Recorded data:
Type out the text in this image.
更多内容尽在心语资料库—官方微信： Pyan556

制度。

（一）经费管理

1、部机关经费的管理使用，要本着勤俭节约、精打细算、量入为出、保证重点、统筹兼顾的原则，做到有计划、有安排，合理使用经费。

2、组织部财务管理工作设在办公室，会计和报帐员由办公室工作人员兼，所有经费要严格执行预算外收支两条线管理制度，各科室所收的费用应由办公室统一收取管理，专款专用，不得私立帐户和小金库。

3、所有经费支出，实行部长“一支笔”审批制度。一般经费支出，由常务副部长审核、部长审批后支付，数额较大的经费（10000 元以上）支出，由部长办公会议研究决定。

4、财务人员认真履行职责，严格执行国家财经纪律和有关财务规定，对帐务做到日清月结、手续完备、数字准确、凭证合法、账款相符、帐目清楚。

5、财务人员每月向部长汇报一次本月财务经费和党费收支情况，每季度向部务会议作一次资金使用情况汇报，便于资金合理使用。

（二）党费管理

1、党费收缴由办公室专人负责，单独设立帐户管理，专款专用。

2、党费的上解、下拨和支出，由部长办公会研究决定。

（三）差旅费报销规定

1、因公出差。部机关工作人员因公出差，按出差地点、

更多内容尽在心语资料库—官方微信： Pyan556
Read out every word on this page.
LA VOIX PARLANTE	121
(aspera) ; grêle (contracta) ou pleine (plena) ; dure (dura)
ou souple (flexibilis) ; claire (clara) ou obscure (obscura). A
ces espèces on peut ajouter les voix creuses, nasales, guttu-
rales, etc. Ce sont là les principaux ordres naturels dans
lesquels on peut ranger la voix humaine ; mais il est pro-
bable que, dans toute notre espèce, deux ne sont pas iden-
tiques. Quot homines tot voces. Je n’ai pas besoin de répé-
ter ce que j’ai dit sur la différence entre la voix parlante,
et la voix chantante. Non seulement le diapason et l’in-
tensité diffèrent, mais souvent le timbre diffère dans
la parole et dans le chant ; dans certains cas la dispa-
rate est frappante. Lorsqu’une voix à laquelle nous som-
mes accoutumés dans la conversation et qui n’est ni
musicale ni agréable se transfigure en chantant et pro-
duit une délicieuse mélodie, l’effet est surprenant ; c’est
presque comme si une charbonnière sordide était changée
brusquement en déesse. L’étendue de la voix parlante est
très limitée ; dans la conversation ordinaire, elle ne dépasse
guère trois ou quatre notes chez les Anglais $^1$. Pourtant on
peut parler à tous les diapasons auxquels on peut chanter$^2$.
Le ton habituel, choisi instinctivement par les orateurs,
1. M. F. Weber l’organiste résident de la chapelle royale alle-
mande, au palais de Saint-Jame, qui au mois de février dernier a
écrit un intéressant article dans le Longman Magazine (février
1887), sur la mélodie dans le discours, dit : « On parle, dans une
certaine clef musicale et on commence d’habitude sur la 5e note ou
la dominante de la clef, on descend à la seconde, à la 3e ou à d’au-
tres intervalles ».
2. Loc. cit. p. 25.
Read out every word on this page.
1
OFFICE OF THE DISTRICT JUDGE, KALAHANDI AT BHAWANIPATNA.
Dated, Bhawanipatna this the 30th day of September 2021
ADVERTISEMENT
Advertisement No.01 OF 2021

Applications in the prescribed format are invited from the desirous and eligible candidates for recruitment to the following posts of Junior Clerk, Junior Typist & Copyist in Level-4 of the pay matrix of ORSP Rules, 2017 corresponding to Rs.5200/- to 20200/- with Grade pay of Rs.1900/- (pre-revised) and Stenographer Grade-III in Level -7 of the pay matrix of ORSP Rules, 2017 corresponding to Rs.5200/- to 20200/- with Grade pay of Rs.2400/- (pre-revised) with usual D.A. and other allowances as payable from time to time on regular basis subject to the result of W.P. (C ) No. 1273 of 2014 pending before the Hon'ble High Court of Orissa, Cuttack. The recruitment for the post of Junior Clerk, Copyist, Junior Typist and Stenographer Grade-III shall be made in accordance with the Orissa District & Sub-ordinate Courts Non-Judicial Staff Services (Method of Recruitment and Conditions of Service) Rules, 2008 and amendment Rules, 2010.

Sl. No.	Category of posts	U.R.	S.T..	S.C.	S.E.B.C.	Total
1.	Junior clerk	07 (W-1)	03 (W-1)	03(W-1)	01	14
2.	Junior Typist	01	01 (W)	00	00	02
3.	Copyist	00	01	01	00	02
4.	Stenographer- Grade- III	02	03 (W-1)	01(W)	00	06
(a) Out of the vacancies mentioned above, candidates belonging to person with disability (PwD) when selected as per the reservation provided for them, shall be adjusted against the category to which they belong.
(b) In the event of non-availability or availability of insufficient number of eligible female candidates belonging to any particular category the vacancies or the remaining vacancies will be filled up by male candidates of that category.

■ SHORT TASK ■
Indicate how many lines of the material contain the string "février", giving the number and nothing more.

■ SOLUTION TO THE EXERCISE ■
2